BEGIN

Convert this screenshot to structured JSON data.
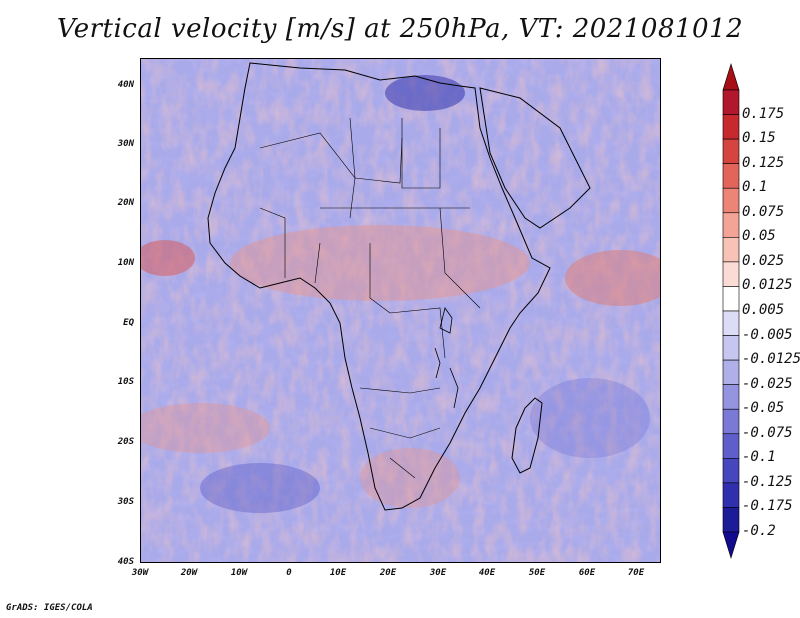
{
  "title": "Vertical velocity [m/s] at 250hPa, VT: 2021081012",
  "footer": "GrADS: IGES/COLA",
  "map": {
    "region": "Africa",
    "lon_range": [
      -30,
      75
    ],
    "lat_range": [
      -40,
      45
    ],
    "lat_ticks": [
      "40N",
      "30N",
      "20N",
      "10N",
      "EQ",
      "10S",
      "20S",
      "30S",
      "40S"
    ],
    "lon_ticks": [
      "30W",
      "20W",
      "10W",
      "0",
      "10E",
      "20E",
      "30E",
      "40E",
      "50E",
      "60E",
      "70E"
    ]
  },
  "colorbar": {
    "levels": [
      "0.175",
      "0.15",
      "0.125",
      "0.1",
      "0.075",
      "0.05",
      "0.025",
      "0.0125",
      "0.005",
      "-0.005",
      "-0.0125",
      "-0.025",
      "-0.05",
      "-0.075",
      "-0.1",
      "-0.125",
      "-0.175",
      "-0.2"
    ],
    "colors": [
      "#b2182b",
      "#c62a2f",
      "#d6443f",
      "#e2645a",
      "#ec8478",
      "#f3a497",
      "#f8c2b7",
      "#fbdcd4",
      "#ffffff",
      "#dcdcf6",
      "#c6c6f0",
      "#afafe9",
      "#9494e0",
      "#7a7ad6",
      "#5f5fcb",
      "#4646be",
      "#3030ae",
      "#1c1c99"
    ],
    "top_color": "#a50f15",
    "bottom_color": "#120a8f"
  }
}
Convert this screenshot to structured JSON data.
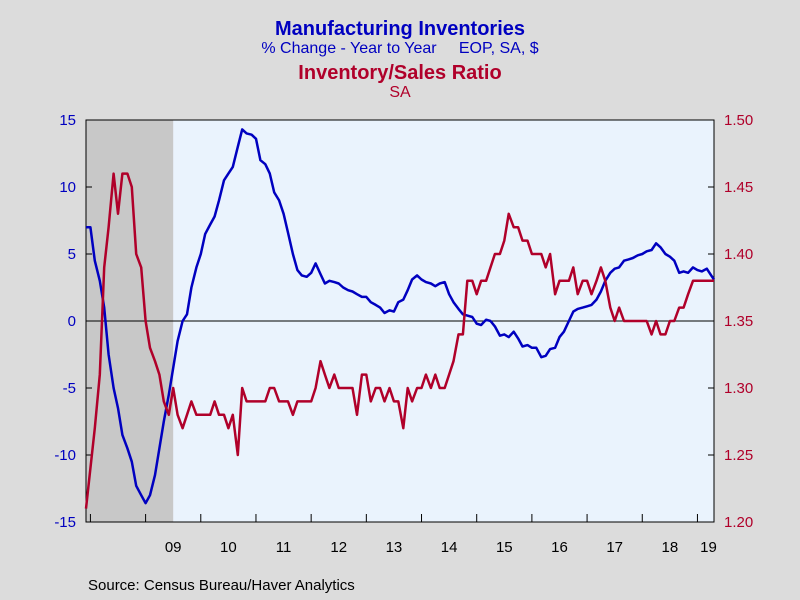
{
  "titles": {
    "line1": "Manufacturing Inventories",
    "line2": "% Change - Year to Year     EOP, SA, $",
    "line3": "Inventory/Sales Ratio",
    "line4": "SA"
  },
  "source": "Source:  Census Bureau/Haver Analytics",
  "colors": {
    "blue": "#0000c0",
    "red": "#b0002a",
    "plot_bg": "#eaf3fd",
    "recession": "#c8c8c8",
    "frame_bg": "#dcdcdc"
  },
  "chart_data": {
    "type": "line",
    "recession": {
      "start": 2007.92,
      "end": 2009.5
    },
    "x_range": [
      2007.92,
      2019.3
    ],
    "x_ticks": [
      {
        "label": "09",
        "x": 2009.5
      },
      {
        "label": "10",
        "x": 2010.5
      },
      {
        "label": "11",
        "x": 2011.5
      },
      {
        "label": "12",
        "x": 2012.5
      },
      {
        "label": "13",
        "x": 2013.5
      },
      {
        "label": "14",
        "x": 2014.5
      },
      {
        "label": "15",
        "x": 2015.5
      },
      {
        "label": "16",
        "x": 2016.5
      },
      {
        "label": "17",
        "x": 2017.5
      },
      {
        "label": "18",
        "x": 2018.5
      },
      {
        "label": "19",
        "x": 2019.2
      }
    ],
    "y_left": {
      "ylim": [
        -15,
        15
      ],
      "ticks": [
        15,
        10,
        5,
        0,
        -5,
        -10,
        -15
      ]
    },
    "y_right": {
      "ylim": [
        1.2,
        1.5
      ],
      "ticks": [
        "1.50",
        "1.45",
        "1.40",
        "1.35",
        "1.30",
        "1.25",
        "1.20"
      ]
    },
    "series": [
      {
        "name": "Manufacturing Inventories",
        "axis": "left",
        "points": [
          [
            2007.92,
            7.0
          ],
          [
            2008.0,
            7.0
          ],
          [
            2008.08,
            4.5
          ],
          [
            2008.17,
            3.0
          ],
          [
            2008.25,
            1.0
          ],
          [
            2008.33,
            -2.5
          ],
          [
            2008.42,
            -5.0
          ],
          [
            2008.5,
            -6.5
          ],
          [
            2008.58,
            -8.5
          ],
          [
            2008.67,
            -9.5
          ],
          [
            2008.75,
            -10.5
          ],
          [
            2008.83,
            -12.3
          ],
          [
            2008.92,
            -13.0
          ],
          [
            2009.0,
            -13.6
          ],
          [
            2009.08,
            -13.0
          ],
          [
            2009.17,
            -11.5
          ],
          [
            2009.25,
            -9.5
          ],
          [
            2009.33,
            -7.5
          ],
          [
            2009.42,
            -5.5
          ],
          [
            2009.5,
            -3.5
          ],
          [
            2009.58,
            -1.5
          ],
          [
            2009.67,
            0.0
          ],
          [
            2009.75,
            0.5
          ],
          [
            2009.83,
            2.5
          ],
          [
            2009.92,
            4.0
          ],
          [
            2010.0,
            5.0
          ],
          [
            2010.08,
            6.5
          ],
          [
            2010.17,
            7.2
          ],
          [
            2010.25,
            7.8
          ],
          [
            2010.33,
            9.0
          ],
          [
            2010.42,
            10.5
          ],
          [
            2010.5,
            11.0
          ],
          [
            2010.58,
            11.5
          ],
          [
            2010.67,
            13.0
          ],
          [
            2010.75,
            14.3
          ],
          [
            2010.83,
            14.0
          ],
          [
            2010.92,
            13.9
          ],
          [
            2011.0,
            13.6
          ],
          [
            2011.08,
            12.0
          ],
          [
            2011.17,
            11.7
          ],
          [
            2011.25,
            11.0
          ],
          [
            2011.33,
            9.6
          ],
          [
            2011.42,
            9.0
          ],
          [
            2011.5,
            8.0
          ],
          [
            2011.58,
            6.6
          ],
          [
            2011.67,
            5.0
          ],
          [
            2011.75,
            3.8
          ],
          [
            2011.83,
            3.4
          ],
          [
            2011.92,
            3.3
          ],
          [
            2012.0,
            3.6
          ],
          [
            2012.08,
            4.3
          ],
          [
            2012.17,
            3.5
          ],
          [
            2012.25,
            2.8
          ],
          [
            2012.33,
            3.0
          ],
          [
            2012.42,
            2.9
          ],
          [
            2012.5,
            2.8
          ],
          [
            2012.58,
            2.5
          ],
          [
            2012.67,
            2.3
          ],
          [
            2012.75,
            2.2
          ],
          [
            2012.83,
            2.0
          ],
          [
            2012.92,
            1.8
          ],
          [
            2013.0,
            1.8
          ],
          [
            2013.08,
            1.4
          ],
          [
            2013.17,
            1.2
          ],
          [
            2013.25,
            1.0
          ],
          [
            2013.33,
            0.6
          ],
          [
            2013.42,
            0.8
          ],
          [
            2013.5,
            0.7
          ],
          [
            2013.58,
            1.4
          ],
          [
            2013.67,
            1.6
          ],
          [
            2013.75,
            2.3
          ],
          [
            2013.83,
            3.1
          ],
          [
            2013.92,
            3.4
          ],
          [
            2014.0,
            3.1
          ],
          [
            2014.08,
            2.9
          ],
          [
            2014.17,
            2.8
          ],
          [
            2014.25,
            2.6
          ],
          [
            2014.33,
            2.8
          ],
          [
            2014.42,
            2.9
          ],
          [
            2014.5,
            2.0
          ],
          [
            2014.58,
            1.4
          ],
          [
            2014.67,
            0.9
          ],
          [
            2014.75,
            0.5
          ],
          [
            2014.83,
            0.4
          ],
          [
            2014.92,
            0.3
          ],
          [
            2015.0,
            -0.2
          ],
          [
            2015.08,
            -0.3
          ],
          [
            2015.17,
            0.1
          ],
          [
            2015.25,
            0.0
          ],
          [
            2015.33,
            -0.4
          ],
          [
            2015.42,
            -1.1
          ],
          [
            2015.5,
            -1.0
          ],
          [
            2015.58,
            -1.2
          ],
          [
            2015.67,
            -0.8
          ],
          [
            2015.75,
            -1.3
          ],
          [
            2015.83,
            -1.9
          ],
          [
            2015.92,
            -1.8
          ],
          [
            2016.0,
            -2.0
          ],
          [
            2016.08,
            -2.0
          ],
          [
            2016.17,
            -2.7
          ],
          [
            2016.25,
            -2.6
          ],
          [
            2016.33,
            -2.1
          ],
          [
            2016.42,
            -2.0
          ],
          [
            2016.5,
            -1.2
          ],
          [
            2016.58,
            -0.8
          ],
          [
            2016.67,
            0.0
          ],
          [
            2016.75,
            0.7
          ],
          [
            2016.83,
            0.9
          ],
          [
            2016.92,
            1.0
          ],
          [
            2017.0,
            1.1
          ],
          [
            2017.08,
            1.2
          ],
          [
            2017.17,
            1.6
          ],
          [
            2017.25,
            2.2
          ],
          [
            2017.33,
            3.0
          ],
          [
            2017.42,
            3.6
          ],
          [
            2017.5,
            3.9
          ],
          [
            2017.58,
            4.0
          ],
          [
            2017.67,
            4.5
          ],
          [
            2017.75,
            4.6
          ],
          [
            2017.83,
            4.7
          ],
          [
            2017.92,
            4.9
          ],
          [
            2018.0,
            5.0
          ],
          [
            2018.08,
            5.2
          ],
          [
            2018.17,
            5.3
          ],
          [
            2018.25,
            5.8
          ],
          [
            2018.33,
            5.5
          ],
          [
            2018.42,
            5.0
          ],
          [
            2018.5,
            4.8
          ],
          [
            2018.58,
            4.5
          ],
          [
            2018.67,
            3.6
          ],
          [
            2018.75,
            3.7
          ],
          [
            2018.83,
            3.6
          ],
          [
            2018.92,
            4.0
          ],
          [
            2019.0,
            3.8
          ],
          [
            2019.08,
            3.7
          ],
          [
            2019.17,
            3.9
          ],
          [
            2019.25,
            3.4
          ],
          [
            2019.3,
            3.1
          ]
        ]
      },
      {
        "name": "Inventory/Sales Ratio",
        "axis": "right",
        "points": [
          [
            2007.92,
            1.21
          ],
          [
            2008.0,
            1.24
          ],
          [
            2008.08,
            1.27
          ],
          [
            2008.17,
            1.31
          ],
          [
            2008.25,
            1.39
          ],
          [
            2008.33,
            1.42
          ],
          [
            2008.42,
            1.46
          ],
          [
            2008.5,
            1.43
          ],
          [
            2008.58,
            1.46
          ],
          [
            2008.67,
            1.46
          ],
          [
            2008.75,
            1.45
          ],
          [
            2008.83,
            1.4
          ],
          [
            2008.92,
            1.39
          ],
          [
            2009.0,
            1.35
          ],
          [
            2009.08,
            1.33
          ],
          [
            2009.17,
            1.32
          ],
          [
            2009.25,
            1.31
          ],
          [
            2009.33,
            1.29
          ],
          [
            2009.42,
            1.28
          ],
          [
            2009.5,
            1.3
          ],
          [
            2009.58,
            1.28
          ],
          [
            2009.67,
            1.27
          ],
          [
            2009.75,
            1.28
          ],
          [
            2009.83,
            1.29
          ],
          [
            2009.92,
            1.28
          ],
          [
            2010.0,
            1.28
          ],
          [
            2010.08,
            1.28
          ],
          [
            2010.17,
            1.28
          ],
          [
            2010.25,
            1.29
          ],
          [
            2010.33,
            1.28
          ],
          [
            2010.42,
            1.28
          ],
          [
            2010.5,
            1.27
          ],
          [
            2010.58,
            1.28
          ],
          [
            2010.67,
            1.25
          ],
          [
            2010.75,
            1.3
          ],
          [
            2010.83,
            1.29
          ],
          [
            2010.92,
            1.29
          ],
          [
            2011.0,
            1.29
          ],
          [
            2011.08,
            1.29
          ],
          [
            2011.17,
            1.29
          ],
          [
            2011.25,
            1.3
          ],
          [
            2011.33,
            1.3
          ],
          [
            2011.42,
            1.29
          ],
          [
            2011.5,
            1.29
          ],
          [
            2011.58,
            1.29
          ],
          [
            2011.67,
            1.28
          ],
          [
            2011.75,
            1.29
          ],
          [
            2011.83,
            1.29
          ],
          [
            2011.92,
            1.29
          ],
          [
            2012.0,
            1.29
          ],
          [
            2012.08,
            1.3
          ],
          [
            2012.17,
            1.32
          ],
          [
            2012.25,
            1.31
          ],
          [
            2012.33,
            1.3
          ],
          [
            2012.42,
            1.31
          ],
          [
            2012.5,
            1.3
          ],
          [
            2012.58,
            1.3
          ],
          [
            2012.67,
            1.3
          ],
          [
            2012.75,
            1.3
          ],
          [
            2012.83,
            1.28
          ],
          [
            2012.92,
            1.31
          ],
          [
            2013.0,
            1.31
          ],
          [
            2013.08,
            1.29
          ],
          [
            2013.17,
            1.3
          ],
          [
            2013.25,
            1.3
          ],
          [
            2013.33,
            1.29
          ],
          [
            2013.42,
            1.3
          ],
          [
            2013.5,
            1.29
          ],
          [
            2013.58,
            1.29
          ],
          [
            2013.67,
            1.27
          ],
          [
            2013.75,
            1.3
          ],
          [
            2013.83,
            1.29
          ],
          [
            2013.92,
            1.3
          ],
          [
            2014.0,
            1.3
          ],
          [
            2014.08,
            1.31
          ],
          [
            2014.17,
            1.3
          ],
          [
            2014.25,
            1.31
          ],
          [
            2014.33,
            1.3
          ],
          [
            2014.42,
            1.3
          ],
          [
            2014.5,
            1.31
          ],
          [
            2014.58,
            1.32
          ],
          [
            2014.67,
            1.34
          ],
          [
            2014.75,
            1.34
          ],
          [
            2014.83,
            1.38
          ],
          [
            2014.92,
            1.38
          ],
          [
            2015.0,
            1.37
          ],
          [
            2015.08,
            1.38
          ],
          [
            2015.17,
            1.38
          ],
          [
            2015.25,
            1.39
          ],
          [
            2015.33,
            1.4
          ],
          [
            2015.42,
            1.4
          ],
          [
            2015.5,
            1.41
          ],
          [
            2015.58,
            1.43
          ],
          [
            2015.67,
            1.42
          ],
          [
            2015.75,
            1.42
          ],
          [
            2015.83,
            1.41
          ],
          [
            2015.92,
            1.41
          ],
          [
            2016.0,
            1.4
          ],
          [
            2016.08,
            1.4
          ],
          [
            2016.17,
            1.4
          ],
          [
            2016.25,
            1.39
          ],
          [
            2016.33,
            1.4
          ],
          [
            2016.42,
            1.37
          ],
          [
            2016.5,
            1.38
          ],
          [
            2016.58,
            1.38
          ],
          [
            2016.67,
            1.38
          ],
          [
            2016.75,
            1.39
          ],
          [
            2016.83,
            1.37
          ],
          [
            2016.92,
            1.38
          ],
          [
            2017.0,
            1.38
          ],
          [
            2017.08,
            1.37
          ],
          [
            2017.17,
            1.38
          ],
          [
            2017.25,
            1.39
          ],
          [
            2017.33,
            1.38
          ],
          [
            2017.42,
            1.36
          ],
          [
            2017.5,
            1.35
          ],
          [
            2017.58,
            1.36
          ],
          [
            2017.67,
            1.35
          ],
          [
            2017.75,
            1.35
          ],
          [
            2017.83,
            1.35
          ],
          [
            2017.92,
            1.35
          ],
          [
            2018.0,
            1.35
          ],
          [
            2018.08,
            1.35
          ],
          [
            2018.17,
            1.34
          ],
          [
            2018.25,
            1.35
          ],
          [
            2018.33,
            1.34
          ],
          [
            2018.42,
            1.34
          ],
          [
            2018.5,
            1.35
          ],
          [
            2018.58,
            1.35
          ],
          [
            2018.67,
            1.36
          ],
          [
            2018.75,
            1.36
          ],
          [
            2018.83,
            1.37
          ],
          [
            2018.92,
            1.38
          ],
          [
            2019.0,
            1.38
          ],
          [
            2019.08,
            1.38
          ],
          [
            2019.17,
            1.38
          ],
          [
            2019.3,
            1.38
          ]
        ]
      }
    ]
  }
}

END

• WORK TO DO: Pull out all lines containing "name".

• ANSWER BELOW:
        "name": "Manufacturing Inventories",
        "name": "Inventory/Sales Ratio",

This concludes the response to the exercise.